Within the material below, find each line bearing the word "label" and present it.

───── Listing ─────

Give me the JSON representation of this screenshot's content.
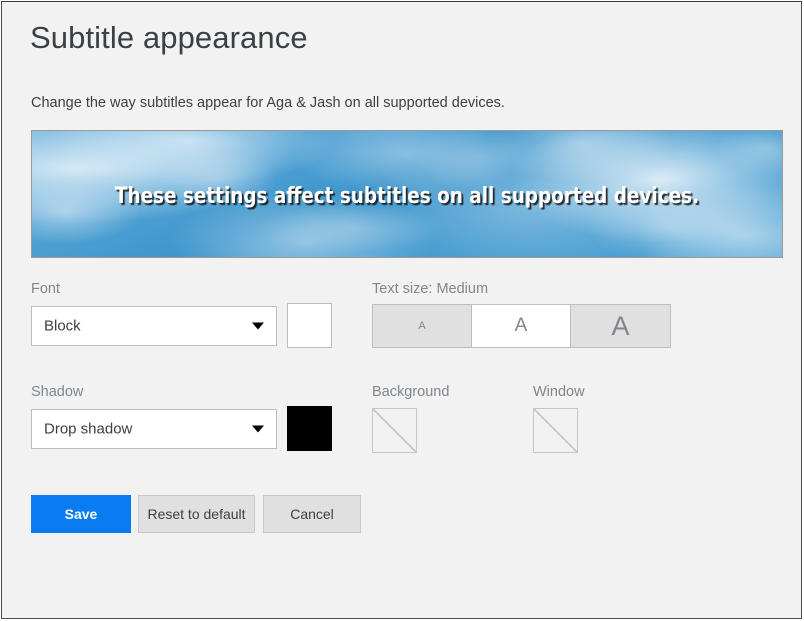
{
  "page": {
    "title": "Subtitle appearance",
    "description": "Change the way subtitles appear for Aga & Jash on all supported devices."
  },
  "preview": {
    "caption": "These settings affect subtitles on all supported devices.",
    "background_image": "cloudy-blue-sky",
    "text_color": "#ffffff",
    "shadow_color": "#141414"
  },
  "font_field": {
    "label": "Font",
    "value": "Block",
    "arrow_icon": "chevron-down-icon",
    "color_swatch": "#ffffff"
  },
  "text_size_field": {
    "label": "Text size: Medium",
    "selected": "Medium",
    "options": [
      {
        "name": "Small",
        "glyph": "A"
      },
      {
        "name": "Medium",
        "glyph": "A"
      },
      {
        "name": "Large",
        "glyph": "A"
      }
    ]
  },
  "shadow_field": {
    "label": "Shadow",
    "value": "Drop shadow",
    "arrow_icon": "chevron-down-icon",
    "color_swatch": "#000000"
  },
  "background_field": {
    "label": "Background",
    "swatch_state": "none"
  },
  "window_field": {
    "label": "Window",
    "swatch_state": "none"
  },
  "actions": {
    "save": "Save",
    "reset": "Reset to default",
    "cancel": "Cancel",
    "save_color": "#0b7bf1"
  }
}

─────

> [Correct response]:
    "label": "Font",
    "label": "Text size: Medium",
    "label": "Shadow",
    "label": "Background",
    "label": "Window",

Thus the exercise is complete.